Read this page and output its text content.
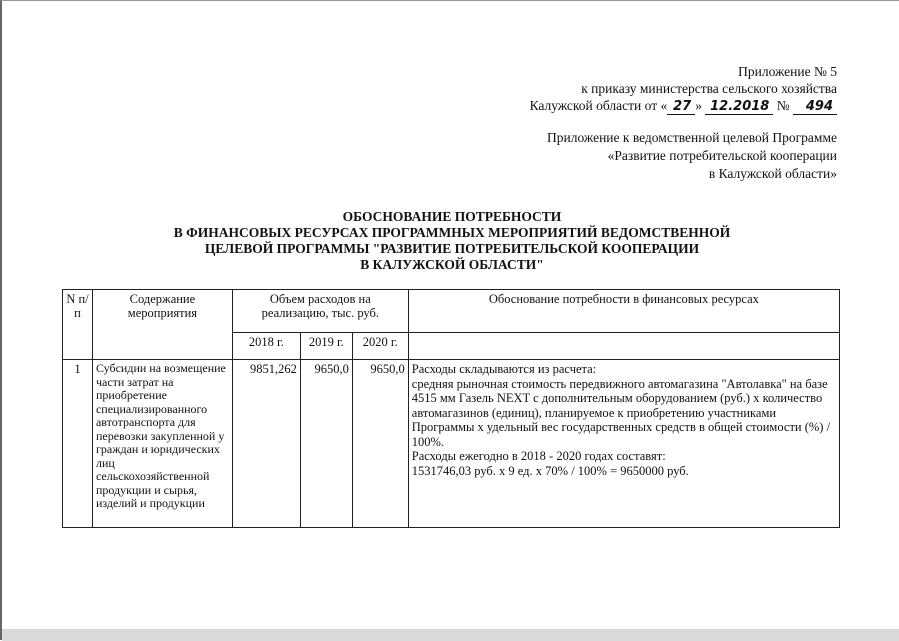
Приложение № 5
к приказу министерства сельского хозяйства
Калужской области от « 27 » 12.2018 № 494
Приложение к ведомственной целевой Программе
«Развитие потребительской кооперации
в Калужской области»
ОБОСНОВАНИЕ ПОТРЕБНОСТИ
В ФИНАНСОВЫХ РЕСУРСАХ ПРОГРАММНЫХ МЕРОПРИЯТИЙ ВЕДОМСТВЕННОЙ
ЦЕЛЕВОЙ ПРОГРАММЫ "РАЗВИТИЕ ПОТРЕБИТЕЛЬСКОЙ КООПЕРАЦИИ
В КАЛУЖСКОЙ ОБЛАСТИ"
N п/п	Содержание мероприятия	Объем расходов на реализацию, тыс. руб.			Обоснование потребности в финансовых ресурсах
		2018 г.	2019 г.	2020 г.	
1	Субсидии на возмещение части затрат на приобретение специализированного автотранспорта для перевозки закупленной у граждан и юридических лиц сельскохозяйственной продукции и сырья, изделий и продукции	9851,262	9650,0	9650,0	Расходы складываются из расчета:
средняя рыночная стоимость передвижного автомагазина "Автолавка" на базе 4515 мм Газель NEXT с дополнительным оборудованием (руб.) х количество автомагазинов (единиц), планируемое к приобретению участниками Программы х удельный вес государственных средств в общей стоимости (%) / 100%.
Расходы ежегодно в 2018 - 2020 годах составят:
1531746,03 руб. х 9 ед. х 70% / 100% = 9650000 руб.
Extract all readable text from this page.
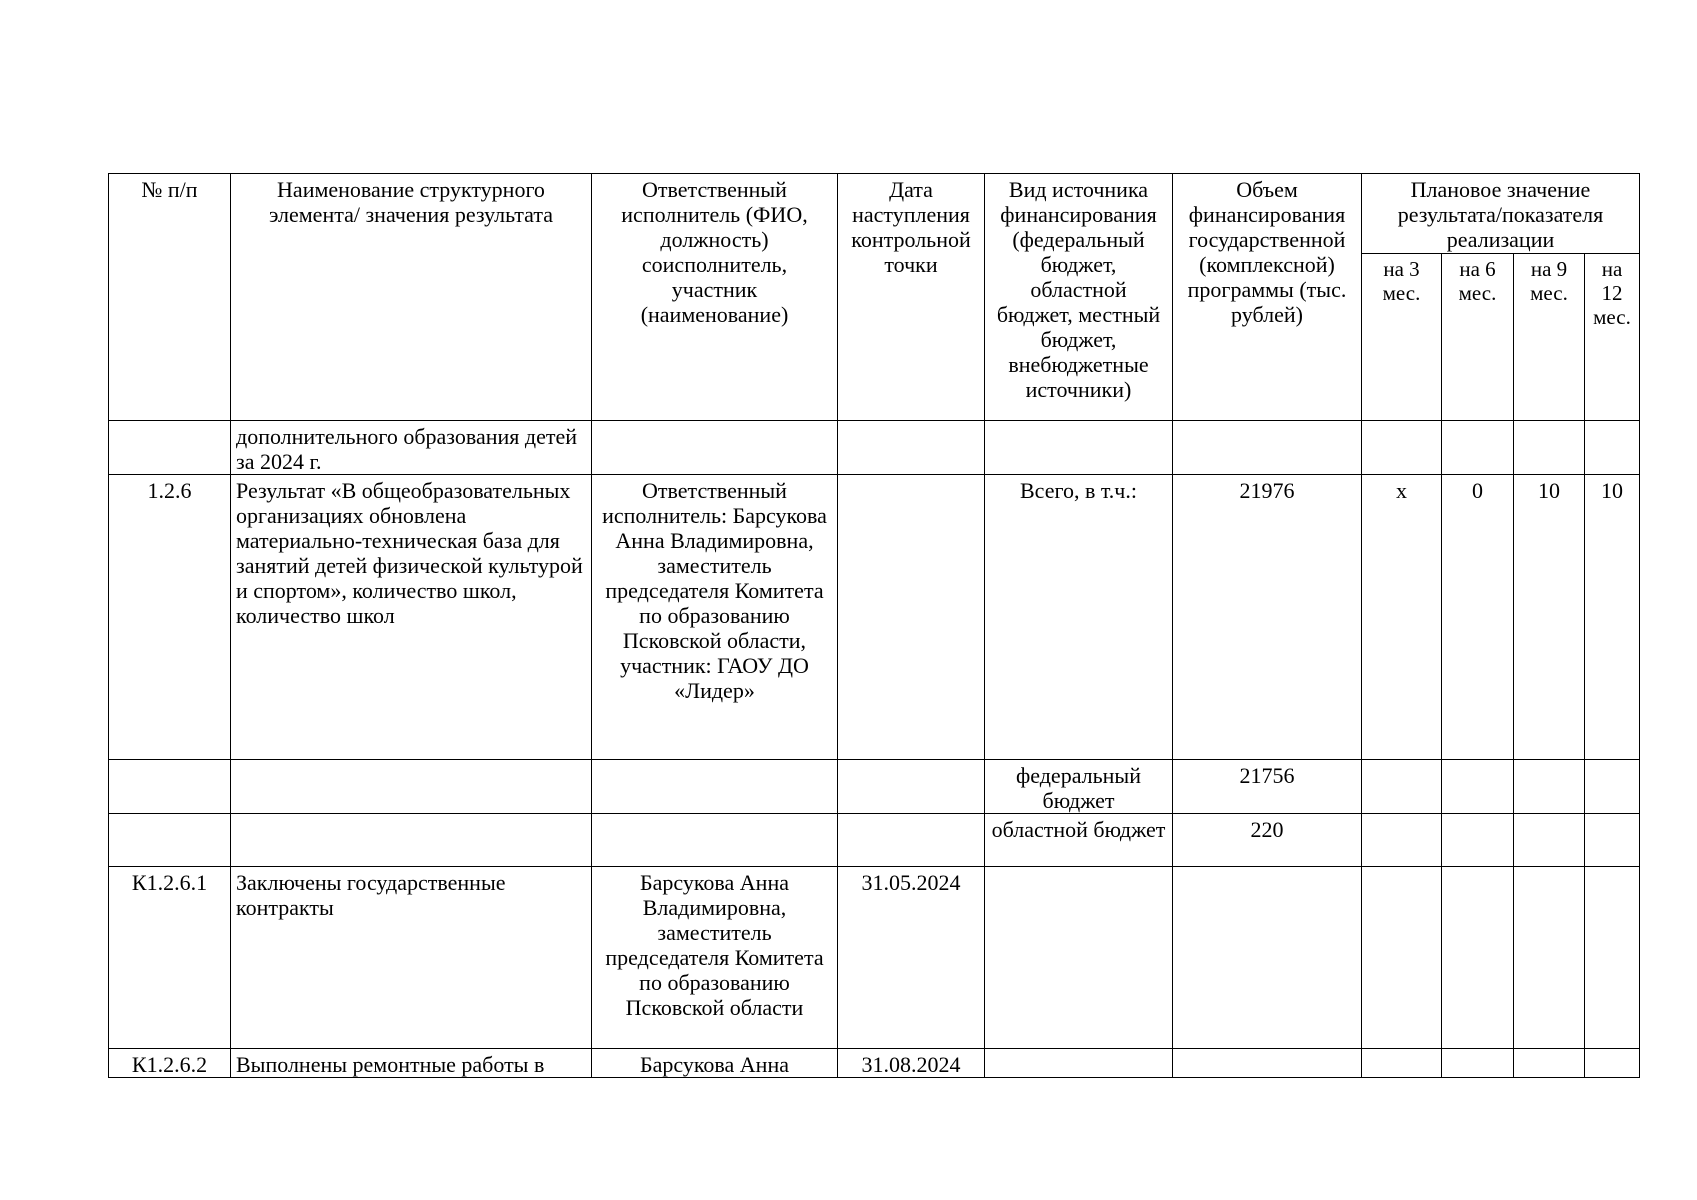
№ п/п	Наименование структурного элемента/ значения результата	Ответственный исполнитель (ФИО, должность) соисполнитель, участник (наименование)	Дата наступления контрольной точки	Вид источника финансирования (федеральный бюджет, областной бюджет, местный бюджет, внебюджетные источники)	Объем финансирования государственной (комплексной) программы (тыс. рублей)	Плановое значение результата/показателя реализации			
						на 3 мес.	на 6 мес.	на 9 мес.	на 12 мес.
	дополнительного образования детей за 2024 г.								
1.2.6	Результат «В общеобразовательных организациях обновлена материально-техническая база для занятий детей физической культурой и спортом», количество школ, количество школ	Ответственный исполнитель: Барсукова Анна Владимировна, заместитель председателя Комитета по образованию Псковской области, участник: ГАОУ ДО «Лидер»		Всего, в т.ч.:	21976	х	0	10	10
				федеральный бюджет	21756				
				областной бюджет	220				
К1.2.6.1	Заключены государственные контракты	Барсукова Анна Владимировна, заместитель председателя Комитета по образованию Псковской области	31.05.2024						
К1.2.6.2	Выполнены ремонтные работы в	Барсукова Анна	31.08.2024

_____

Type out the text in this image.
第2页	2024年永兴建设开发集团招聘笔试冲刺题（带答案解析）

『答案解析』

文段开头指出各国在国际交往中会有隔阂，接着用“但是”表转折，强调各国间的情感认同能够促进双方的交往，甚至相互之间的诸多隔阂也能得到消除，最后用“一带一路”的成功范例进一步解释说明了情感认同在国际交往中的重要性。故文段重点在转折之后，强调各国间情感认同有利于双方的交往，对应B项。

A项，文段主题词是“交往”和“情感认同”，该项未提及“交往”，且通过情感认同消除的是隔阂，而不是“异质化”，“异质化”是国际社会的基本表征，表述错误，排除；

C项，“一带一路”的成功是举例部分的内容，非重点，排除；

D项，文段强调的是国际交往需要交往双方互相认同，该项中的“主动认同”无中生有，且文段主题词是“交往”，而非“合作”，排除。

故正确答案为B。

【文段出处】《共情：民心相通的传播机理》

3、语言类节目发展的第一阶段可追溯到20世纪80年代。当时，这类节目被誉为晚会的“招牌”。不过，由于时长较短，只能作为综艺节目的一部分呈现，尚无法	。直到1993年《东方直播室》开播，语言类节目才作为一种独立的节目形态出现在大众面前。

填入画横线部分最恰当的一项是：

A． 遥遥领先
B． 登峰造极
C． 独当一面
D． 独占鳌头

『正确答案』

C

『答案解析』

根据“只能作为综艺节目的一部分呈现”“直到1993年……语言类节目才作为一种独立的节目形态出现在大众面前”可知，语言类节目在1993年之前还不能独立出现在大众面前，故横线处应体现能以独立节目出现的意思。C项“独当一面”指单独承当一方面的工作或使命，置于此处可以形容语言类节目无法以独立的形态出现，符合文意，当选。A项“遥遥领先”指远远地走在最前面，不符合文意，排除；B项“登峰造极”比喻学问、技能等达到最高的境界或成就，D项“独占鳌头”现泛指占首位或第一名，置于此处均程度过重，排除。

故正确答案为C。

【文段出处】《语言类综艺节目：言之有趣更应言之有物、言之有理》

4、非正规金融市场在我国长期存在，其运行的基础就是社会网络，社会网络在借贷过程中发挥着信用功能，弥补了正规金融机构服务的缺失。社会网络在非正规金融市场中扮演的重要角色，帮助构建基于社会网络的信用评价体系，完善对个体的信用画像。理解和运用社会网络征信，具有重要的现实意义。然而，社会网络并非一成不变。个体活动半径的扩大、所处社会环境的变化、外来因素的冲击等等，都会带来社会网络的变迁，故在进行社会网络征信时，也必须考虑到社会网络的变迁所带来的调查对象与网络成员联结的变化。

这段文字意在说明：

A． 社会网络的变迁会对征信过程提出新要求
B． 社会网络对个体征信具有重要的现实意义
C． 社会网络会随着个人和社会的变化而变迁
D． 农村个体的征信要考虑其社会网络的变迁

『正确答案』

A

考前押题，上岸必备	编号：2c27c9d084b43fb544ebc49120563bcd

_____

> **What is expected**: Copy each line containing the word "text" from the data.

> **Exercise result**:
Read this page and output its text content.
Extract all readable text from this page.
Type out the text in this image.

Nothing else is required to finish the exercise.